> Recorded information
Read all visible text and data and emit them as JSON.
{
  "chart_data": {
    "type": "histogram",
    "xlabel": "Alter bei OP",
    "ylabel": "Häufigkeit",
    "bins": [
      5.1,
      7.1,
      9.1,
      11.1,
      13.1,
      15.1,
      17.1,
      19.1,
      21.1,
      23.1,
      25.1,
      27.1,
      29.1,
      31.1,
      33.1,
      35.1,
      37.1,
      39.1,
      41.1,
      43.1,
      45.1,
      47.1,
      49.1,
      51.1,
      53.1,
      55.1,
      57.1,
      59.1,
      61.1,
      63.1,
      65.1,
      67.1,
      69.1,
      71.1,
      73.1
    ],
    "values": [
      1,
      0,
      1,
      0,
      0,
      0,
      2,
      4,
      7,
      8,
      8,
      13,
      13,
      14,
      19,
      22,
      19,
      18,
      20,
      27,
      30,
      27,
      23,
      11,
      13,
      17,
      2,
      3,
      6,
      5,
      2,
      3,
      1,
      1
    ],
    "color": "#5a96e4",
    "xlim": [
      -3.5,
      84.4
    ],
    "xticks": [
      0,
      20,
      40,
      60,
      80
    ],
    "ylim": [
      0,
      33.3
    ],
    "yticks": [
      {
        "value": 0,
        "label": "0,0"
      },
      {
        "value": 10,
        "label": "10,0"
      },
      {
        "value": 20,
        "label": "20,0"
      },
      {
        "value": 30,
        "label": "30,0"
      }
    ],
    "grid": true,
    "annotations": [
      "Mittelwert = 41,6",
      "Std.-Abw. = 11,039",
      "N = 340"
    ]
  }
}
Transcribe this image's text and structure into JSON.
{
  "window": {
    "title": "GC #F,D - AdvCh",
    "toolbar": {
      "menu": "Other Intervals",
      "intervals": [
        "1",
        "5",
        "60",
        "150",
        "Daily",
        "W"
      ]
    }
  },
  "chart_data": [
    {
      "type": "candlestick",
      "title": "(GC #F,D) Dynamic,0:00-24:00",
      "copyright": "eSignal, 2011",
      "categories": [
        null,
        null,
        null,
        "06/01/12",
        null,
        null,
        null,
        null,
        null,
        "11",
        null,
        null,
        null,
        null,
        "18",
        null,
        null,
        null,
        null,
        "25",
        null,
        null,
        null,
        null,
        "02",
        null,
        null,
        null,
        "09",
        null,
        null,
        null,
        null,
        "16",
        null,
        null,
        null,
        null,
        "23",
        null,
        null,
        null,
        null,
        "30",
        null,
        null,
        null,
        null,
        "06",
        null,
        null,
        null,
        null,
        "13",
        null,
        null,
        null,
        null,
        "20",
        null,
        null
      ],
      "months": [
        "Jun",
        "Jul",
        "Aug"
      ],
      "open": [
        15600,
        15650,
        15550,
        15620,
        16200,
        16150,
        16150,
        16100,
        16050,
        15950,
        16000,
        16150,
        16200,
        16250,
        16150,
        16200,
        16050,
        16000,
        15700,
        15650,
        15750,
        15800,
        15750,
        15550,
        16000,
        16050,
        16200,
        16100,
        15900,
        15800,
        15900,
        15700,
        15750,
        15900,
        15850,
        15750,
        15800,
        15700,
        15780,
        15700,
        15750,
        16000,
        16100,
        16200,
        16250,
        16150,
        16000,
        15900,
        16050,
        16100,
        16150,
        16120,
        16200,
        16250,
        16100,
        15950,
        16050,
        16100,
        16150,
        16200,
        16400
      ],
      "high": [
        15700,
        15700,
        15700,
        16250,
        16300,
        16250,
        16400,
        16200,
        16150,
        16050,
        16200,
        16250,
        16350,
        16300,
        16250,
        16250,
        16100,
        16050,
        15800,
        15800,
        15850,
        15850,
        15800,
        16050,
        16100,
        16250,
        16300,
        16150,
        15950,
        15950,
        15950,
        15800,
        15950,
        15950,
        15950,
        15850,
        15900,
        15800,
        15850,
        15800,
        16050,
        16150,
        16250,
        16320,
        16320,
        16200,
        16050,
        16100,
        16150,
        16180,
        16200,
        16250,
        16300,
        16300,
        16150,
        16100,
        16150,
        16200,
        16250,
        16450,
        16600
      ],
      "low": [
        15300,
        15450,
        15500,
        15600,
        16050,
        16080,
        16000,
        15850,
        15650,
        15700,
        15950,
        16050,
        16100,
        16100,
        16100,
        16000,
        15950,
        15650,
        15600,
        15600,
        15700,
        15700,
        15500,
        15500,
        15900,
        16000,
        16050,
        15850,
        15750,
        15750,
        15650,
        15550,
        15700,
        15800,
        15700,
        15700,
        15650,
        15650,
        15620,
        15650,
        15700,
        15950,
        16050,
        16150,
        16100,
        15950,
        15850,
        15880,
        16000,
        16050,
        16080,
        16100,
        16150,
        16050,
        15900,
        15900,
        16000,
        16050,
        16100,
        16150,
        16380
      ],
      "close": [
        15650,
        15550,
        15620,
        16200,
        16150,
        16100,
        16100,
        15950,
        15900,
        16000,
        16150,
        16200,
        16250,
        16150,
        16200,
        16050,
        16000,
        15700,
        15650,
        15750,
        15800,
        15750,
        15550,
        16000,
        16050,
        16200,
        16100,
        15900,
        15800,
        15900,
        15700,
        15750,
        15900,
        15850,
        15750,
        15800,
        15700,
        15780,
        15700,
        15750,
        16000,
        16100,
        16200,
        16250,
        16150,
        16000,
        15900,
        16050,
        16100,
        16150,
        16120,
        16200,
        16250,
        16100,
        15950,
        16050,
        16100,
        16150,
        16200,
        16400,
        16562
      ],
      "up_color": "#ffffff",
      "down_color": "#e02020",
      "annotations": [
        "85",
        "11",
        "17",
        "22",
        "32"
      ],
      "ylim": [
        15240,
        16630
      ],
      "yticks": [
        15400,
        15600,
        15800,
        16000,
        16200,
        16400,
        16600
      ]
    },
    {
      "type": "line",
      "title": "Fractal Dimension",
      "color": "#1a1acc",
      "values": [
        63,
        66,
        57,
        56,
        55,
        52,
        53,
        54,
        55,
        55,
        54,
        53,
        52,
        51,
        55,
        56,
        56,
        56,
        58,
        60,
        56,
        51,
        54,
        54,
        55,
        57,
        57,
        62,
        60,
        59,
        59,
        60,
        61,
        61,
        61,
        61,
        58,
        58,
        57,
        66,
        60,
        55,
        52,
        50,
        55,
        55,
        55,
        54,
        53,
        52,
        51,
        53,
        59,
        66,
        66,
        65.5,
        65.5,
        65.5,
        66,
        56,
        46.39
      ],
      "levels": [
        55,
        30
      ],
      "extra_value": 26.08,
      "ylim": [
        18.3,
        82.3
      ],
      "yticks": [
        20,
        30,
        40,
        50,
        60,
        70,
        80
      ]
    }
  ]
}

> Directions for this task
How many lines of the listing above include the word "text"? State the number and nothing else.

> Response to this task
2